WHAT THE TASK ASKS:
Which lines hold the word "Quick"? Copy each of them from the material.

:: DATASET CONTENT ::

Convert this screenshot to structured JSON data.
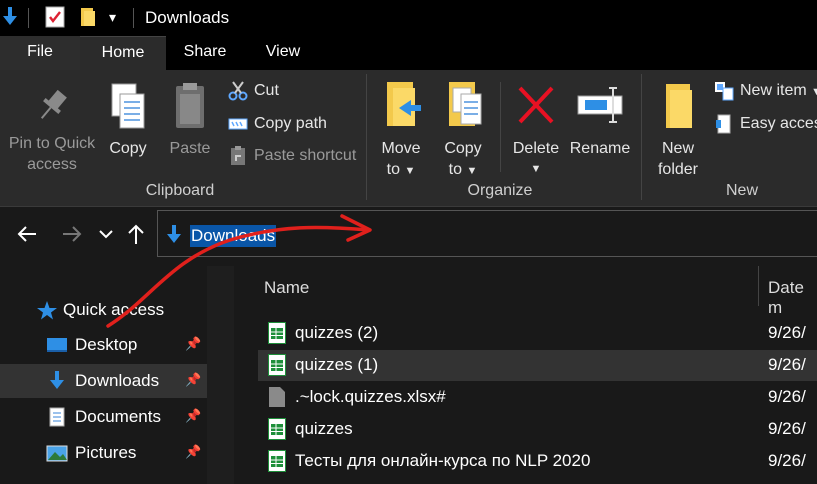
{
  "window": {
    "title": "Downloads"
  },
  "ribbon_tabs": [
    {
      "label": "File"
    },
    {
      "label": "Home"
    },
    {
      "label": "Share"
    },
    {
      "label": "View"
    }
  ],
  "clipboard": {
    "pin_line1": "Pin to Quick",
    "pin_line2": "access",
    "copy": "Copy",
    "paste": "Paste",
    "cut": "Cut",
    "copy_path": "Copy path",
    "paste_shortcut": "Paste shortcut",
    "group": "Clipboard"
  },
  "organize": {
    "move_line1": "Move",
    "move_line2": "to",
    "copy_line1": "Copy",
    "copy_line2": "to",
    "delete": "Delete",
    "rename": "Rename",
    "group": "Organize"
  },
  "new_group": {
    "new_folder_line1": "New",
    "new_folder_line2": "folder",
    "new_item": "New item",
    "easy_access": "Easy access",
    "group": "New"
  },
  "address": {
    "path": "Downloads"
  },
  "sidebar": {
    "items": [
      {
        "label": "Quick access",
        "icon": "star-icon"
      },
      {
        "label": "Desktop",
        "icon": "desktop-icon"
      },
      {
        "label": "Downloads",
        "icon": "download-arrow-icon"
      },
      {
        "label": "Documents",
        "icon": "documents-icon"
      },
      {
        "label": "Pictures",
        "icon": "pictures-icon"
      }
    ]
  },
  "columns": {
    "name": "Name",
    "date": "Date m"
  },
  "files": [
    {
      "name": "quizzes (2)",
      "date": "9/26/",
      "type": "sheet"
    },
    {
      "name": "quizzes (1)",
      "date": "9/26/",
      "type": "sheet"
    },
    {
      "name": ".~lock.quizzes.xlsx#",
      "date": "9/26/",
      "type": "file"
    },
    {
      "name": "quizzes",
      "date": "9/26/",
      "type": "sheet"
    },
    {
      "name": "Тесты для онлайн-курса по NLP 2020",
      "date": "9/26/",
      "type": "sheet"
    }
  ],
  "colors": {
    "accent_blue": "#2e8fe5",
    "selection": "#0a56a8",
    "annotation_red": "#e0201c",
    "sheet_green": "#1e8f3a"
  }
}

:::

COMPLETED TASK:
    "pin_line1": "Pin to Quick",
        "label": "Quick access",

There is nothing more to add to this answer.